• **Stated exercise**
Please retype the records below exactly, leaving out any pictures.

Data listing:
============

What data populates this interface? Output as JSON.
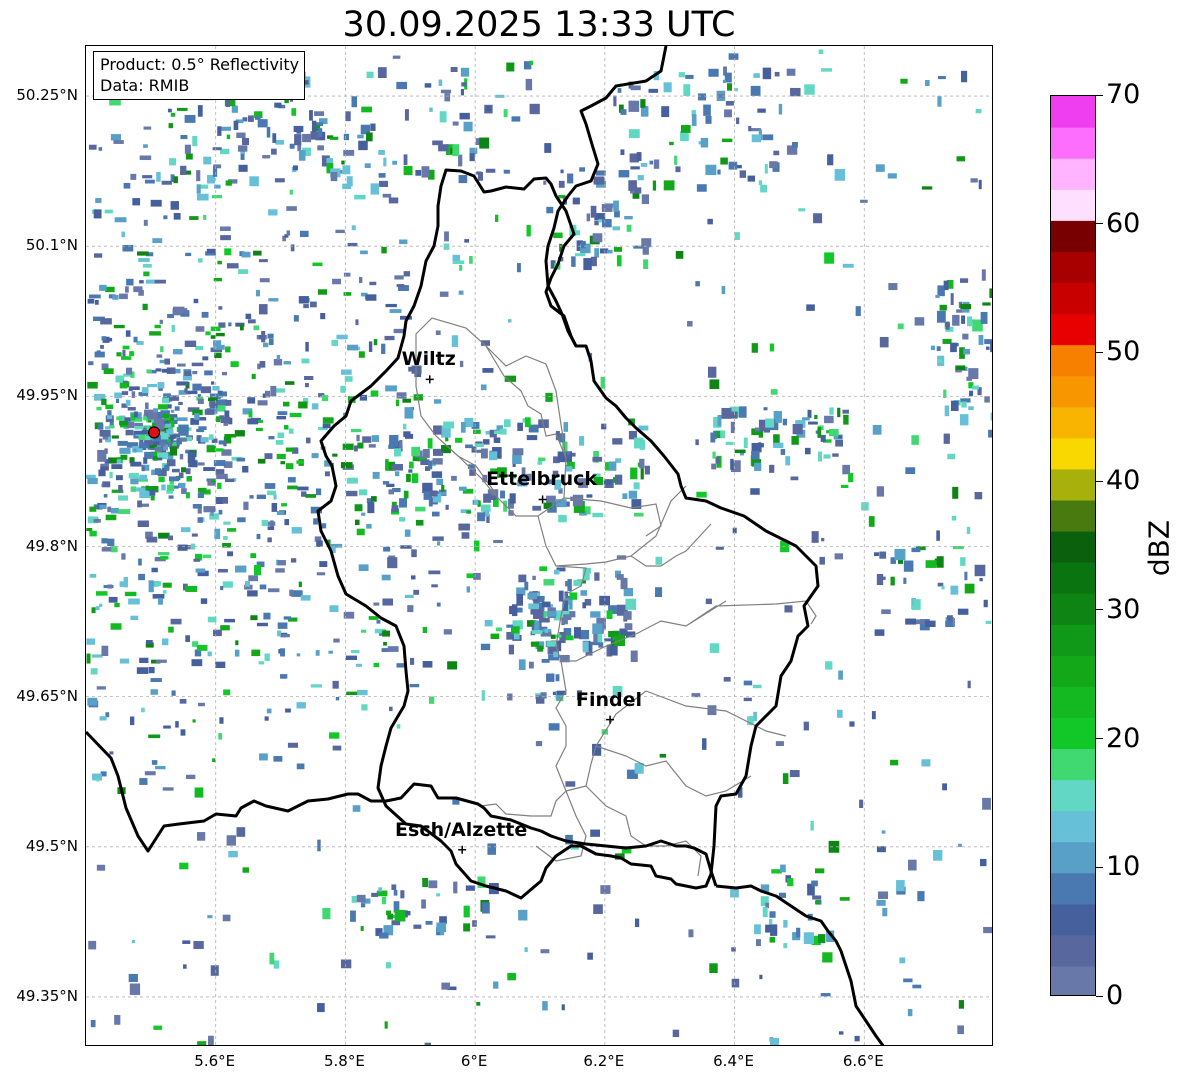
{
  "title": "30.09.2025 13:33 UTC",
  "info_box": {
    "product": "Product: 0.5° Reflectivity",
    "data_source": "Data: RMIB"
  },
  "map": {
    "lon_range": [
      5.4,
      6.8
    ],
    "lat_range": [
      49.3,
      50.3
    ],
    "lat_ticks": [
      {
        "value": 50.25,
        "label": "50.25°N"
      },
      {
        "value": 50.1,
        "label": "50.1°N"
      },
      {
        "value": 49.95,
        "label": "49.95°N"
      },
      {
        "value": 49.8,
        "label": "49.8°N"
      },
      {
        "value": 49.65,
        "label": "49.65°N"
      },
      {
        "value": 49.5,
        "label": "49.5°N"
      },
      {
        "value": 49.35,
        "label": "49.35°N"
      }
    ],
    "lon_ticks": [
      {
        "value": 5.6,
        "label": "5.6°E"
      },
      {
        "value": 5.8,
        "label": "5.8°E"
      },
      {
        "value": 6.0,
        "label": "6°E"
      },
      {
        "value": 6.2,
        "label": "6.2°E"
      },
      {
        "value": 6.4,
        "label": "6.4°E"
      },
      {
        "value": 6.6,
        "label": "6.6°E"
      }
    ],
    "cities": [
      {
        "name": "Wiltz",
        "lon": 5.93,
        "lat": 49.967
      },
      {
        "name": "Ettelbruck",
        "lon": 6.104,
        "lat": 49.847
      },
      {
        "name": "Findel",
        "lon": 6.208,
        "lat": 49.627
      },
      {
        "name": "Esch/Alzette",
        "lon": 5.98,
        "lat": 49.497
      }
    ],
    "radar_site": {
      "lon": 5.505,
      "lat": 49.914,
      "color": "#dd1111"
    }
  },
  "colorbar": {
    "label": "dBZ",
    "min": 0,
    "max": 70,
    "ticks": [
      {
        "value": 0,
        "label": "0"
      },
      {
        "value": 10,
        "label": "10"
      },
      {
        "value": 20,
        "label": "20"
      },
      {
        "value": 30,
        "label": "30"
      },
      {
        "value": 40,
        "label": "40"
      },
      {
        "value": 50,
        "label": "50"
      },
      {
        "value": 60,
        "label": "60"
      },
      {
        "value": 70,
        "label": "70"
      }
    ],
    "colors": [
      "#6878a8",
      "#58689e",
      "#46609e",
      "#4a78b0",
      "#58a0c8",
      "#66c0d8",
      "#62d8c4",
      "#40d870",
      "#12c828",
      "#14b820",
      "#12a818",
      "#109818",
      "#0e8414",
      "#0a7410",
      "#0a600c",
      "#487a10",
      "#a8b00c",
      "#f8d800",
      "#f8b400",
      "#f89600",
      "#f88000",
      "#e80000",
      "#c80000",
      "#a80000",
      "#780000",
      "#fee0fe",
      "#feb4fe",
      "#fe6efe",
      "#ee3ef0"
    ]
  }
}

============

• **Answer to this exercise**
What data populates this interface? Output as JSON.
{
  "title": "30.09.2025 13:33 UTC",
  "info_box": {
    "product": "Product: 0.5° Reflectivity",
    "data_source": "Data: RMIB"
  },
  "map": {
    "lon_range": [
      5.4,
      6.8
    ],
    "lat_range": [
      49.3,
      50.3
    ],
    "lat_ticks": [
      {
        "value": 50.25,
        "label": "50.25°N"
      },
      {
        "value": 50.1,
        "label": "50.1°N"
      },
      {
        "value": 49.95,
        "label": "49.95°N"
      },
      {
        "value": 49.8,
        "label": "49.8°N"
      },
      {
        "value": 49.65,
        "label": "49.65°N"
      },
      {
        "value": 49.5,
        "label": "49.5°N"
      },
      {
        "value": 49.35,
        "label": "49.35°N"
      }
    ],
    "lon_ticks": [
      {
        "value": 5.6,
        "label": "5.6°E"
      },
      {
        "value": 5.8,
        "label": "5.8°E"
      },
      {
        "value": 6.0,
        "label": "6°E"
      },
      {
        "value": 6.2,
        "label": "6.2°E"
      },
      {
        "value": 6.4,
        "label": "6.4°E"
      },
      {
        "value": 6.6,
        "label": "6.6°E"
      }
    ],
    "cities": [
      {
        "name": "Wiltz",
        "lon": 5.93,
        "lat": 49.967
      },
      {
        "name": "Ettelbruck",
        "lon": 6.104,
        "lat": 49.847
      },
      {
        "name": "Findel",
        "lon": 6.208,
        "lat": 49.627
      },
      {
        "name": "Esch/Alzette",
        "lon": 5.98,
        "lat": 49.497
      }
    ],
    "radar_site": {
      "lon": 5.505,
      "lat": 49.914,
      "color": "#dd1111"
    }
  },
  "colorbar": {
    "label": "dBZ",
    "min": 0,
    "max": 70,
    "ticks": [
      {
        "value": 0,
        "label": "0"
      },
      {
        "value": 10,
        "label": "10"
      },
      {
        "value": 20,
        "label": "20"
      },
      {
        "value": 30,
        "label": "30"
      },
      {
        "value": 40,
        "label": "40"
      },
      {
        "value": 50,
        "label": "50"
      },
      {
        "value": 60,
        "label": "60"
      },
      {
        "value": 70,
        "label": "70"
      }
    ],
    "colors": [
      "#6878a8",
      "#58689e",
      "#46609e",
      "#4a78b0",
      "#58a0c8",
      "#66c0d8",
      "#62d8c4",
      "#40d870",
      "#12c828",
      "#14b820",
      "#12a818",
      "#109818",
      "#0e8414",
      "#0a7410",
      "#0a600c",
      "#487a10",
      "#a8b00c",
      "#f8d800",
      "#f8b400",
      "#f89600",
      "#f88000",
      "#e80000",
      "#c80000",
      "#a80000",
      "#780000",
      "#fee0fe",
      "#feb4fe",
      "#fe6efe",
      "#ee3ef0"
    ]
  }
}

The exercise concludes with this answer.